### EXERCISE BRIEF
Output the data that follows exactly, line for line.

[start]

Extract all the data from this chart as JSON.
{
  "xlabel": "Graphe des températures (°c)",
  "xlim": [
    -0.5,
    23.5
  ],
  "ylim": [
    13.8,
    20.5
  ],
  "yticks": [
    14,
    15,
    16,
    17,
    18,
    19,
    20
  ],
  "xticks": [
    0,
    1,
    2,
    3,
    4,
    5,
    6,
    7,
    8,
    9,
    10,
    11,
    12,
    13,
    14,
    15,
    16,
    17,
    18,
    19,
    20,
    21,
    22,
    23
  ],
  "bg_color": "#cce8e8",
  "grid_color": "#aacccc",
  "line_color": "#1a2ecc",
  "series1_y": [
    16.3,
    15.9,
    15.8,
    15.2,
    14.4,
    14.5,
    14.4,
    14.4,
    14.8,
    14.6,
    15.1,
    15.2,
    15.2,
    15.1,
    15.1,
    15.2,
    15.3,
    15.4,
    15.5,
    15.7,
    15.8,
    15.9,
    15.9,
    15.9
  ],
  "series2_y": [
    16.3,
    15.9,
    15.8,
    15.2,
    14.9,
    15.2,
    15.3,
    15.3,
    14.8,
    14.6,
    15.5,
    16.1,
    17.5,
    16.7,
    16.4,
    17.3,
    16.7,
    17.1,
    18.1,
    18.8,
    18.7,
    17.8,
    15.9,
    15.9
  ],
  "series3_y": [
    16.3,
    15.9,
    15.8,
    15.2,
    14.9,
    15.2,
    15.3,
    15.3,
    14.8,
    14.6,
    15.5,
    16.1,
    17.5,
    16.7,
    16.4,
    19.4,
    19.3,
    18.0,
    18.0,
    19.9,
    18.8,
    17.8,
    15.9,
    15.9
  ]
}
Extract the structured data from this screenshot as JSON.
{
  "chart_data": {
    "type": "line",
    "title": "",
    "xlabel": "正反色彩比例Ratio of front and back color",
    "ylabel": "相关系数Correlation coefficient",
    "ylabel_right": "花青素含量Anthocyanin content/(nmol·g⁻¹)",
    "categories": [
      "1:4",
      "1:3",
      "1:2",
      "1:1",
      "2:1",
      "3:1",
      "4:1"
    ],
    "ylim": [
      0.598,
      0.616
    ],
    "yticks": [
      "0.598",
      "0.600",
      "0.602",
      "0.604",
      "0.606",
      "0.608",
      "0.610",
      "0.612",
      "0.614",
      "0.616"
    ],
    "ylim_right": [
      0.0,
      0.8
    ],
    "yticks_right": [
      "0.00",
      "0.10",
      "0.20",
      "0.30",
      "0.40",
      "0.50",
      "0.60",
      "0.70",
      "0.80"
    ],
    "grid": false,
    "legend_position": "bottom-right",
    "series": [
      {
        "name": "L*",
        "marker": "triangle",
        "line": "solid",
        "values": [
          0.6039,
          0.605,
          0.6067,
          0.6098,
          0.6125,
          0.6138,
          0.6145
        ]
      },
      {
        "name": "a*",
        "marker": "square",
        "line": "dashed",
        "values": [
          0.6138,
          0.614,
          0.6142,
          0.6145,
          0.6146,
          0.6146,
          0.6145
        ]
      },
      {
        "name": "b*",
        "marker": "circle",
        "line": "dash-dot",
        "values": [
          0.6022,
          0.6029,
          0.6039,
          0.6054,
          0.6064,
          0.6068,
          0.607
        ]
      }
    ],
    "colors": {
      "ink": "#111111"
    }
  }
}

[end]

### EXERCISE SOLUTION
Extract all the data from this chart as JSON.
{
  "xlabel": "Graphe des températures (°c)",
  "xlim": [
    -0.5,
    23.5
  ],
  "ylim": [
    13.8,
    20.5
  ],
  "yticks": [
    14,
    15,
    16,
    17,
    18,
    19,
    20
  ],
  "xticks": [
    0,
    1,
    2,
    3,
    4,
    5,
    6,
    7,
    8,
    9,
    10,
    11,
    12,
    13,
    14,
    15,
    16,
    17,
    18,
    19,
    20,
    21,
    22,
    23
  ],
  "bg_color": "#cce8e8",
  "grid_color": "#aacccc",
  "line_color": "#1a2ecc",
  "series1_y": [
    16.3,
    15.9,
    15.8,
    15.2,
    14.4,
    14.5,
    14.4,
    14.4,
    14.8,
    14.6,
    15.1,
    15.2,
    15.2,
    15.1,
    15.1,
    15.2,
    15.3,
    15.4,
    15.5,
    15.7,
    15.8,
    15.9,
    15.9,
    15.9
  ],
  "series2_y": [
    16.3,
    15.9,
    15.8,
    15.2,
    14.9,
    15.2,
    15.3,
    15.3,
    14.8,
    14.6,
    15.5,
    16.1,
    17.5,
    16.7,
    16.4,
    17.3,
    16.7,
    17.1,
    18.1,
    18.8,
    18.7,
    17.8,
    15.9,
    15.9
  ],
  "series3_y": [
    16.3,
    15.9,
    15.8,
    15.2,
    14.9,
    15.2,
    15.3,
    15.3,
    14.8,
    14.6,
    15.5,
    16.1,
    17.5,
    16.7,
    16.4,
    19.4,
    19.3,
    18.0,
    18.0,
    19.9,
    18.8,
    17.8,
    15.9,
    15.9
  ]
}
Extract the structured data from this screenshot as JSON.
{
  "chart_data": {
    "type": "line",
    "title": "",
    "xlabel": "正反色彩比例Ratio of front and back color",
    "ylabel": "相关系数Correlation coefficient",
    "ylabel_right": "花青素含量Anthocyanin content/(nmol·g⁻¹)",
    "categories": [
      "1:4",
      "1:3",
      "1:2",
      "1:1",
      "2:1",
      "3:1",
      "4:1"
    ],
    "ylim": [
      0.598,
      0.616
    ],
    "yticks": [
      "0.598",
      "0.600",
      "0.602",
      "0.604",
      "0.606",
      "0.608",
      "0.610",
      "0.612",
      "0.614",
      "0.616"
    ],
    "ylim_right": [
      0.0,
      0.8
    ],
    "yticks_right": [
      "0.00",
      "0.10",
      "0.20",
      "0.30",
      "0.40",
      "0.50",
      "0.60",
      "0.70",
      "0.80"
    ],
    "grid": false,
    "legend_position": "bottom-right",
    "series": [
      {
        "name": "L*",
        "marker": "triangle",
        "line": "solid",
        "values": [
          0.6039,
          0.605,
          0.6067,
          0.6098,
          0.6125,
          0.6138,
          0.6145
        ]
      },
      {
        "name": "a*",
        "marker": "square",
        "line": "dashed",
        "values": [
          0.6138,
          0.614,
          0.6142,
          0.6145,
          0.6146,
          0.6146,
          0.6145
        ]
      },
      {
        "name": "b*",
        "marker": "circle",
        "line": "dash-dot",
        "values": [
          0.6022,
          0.6029,
          0.6039,
          0.6054,
          0.6064,
          0.6068,
          0.607
        ]
      }
    ],
    "colors": {
      "ink": "#111111"
    }
  }
}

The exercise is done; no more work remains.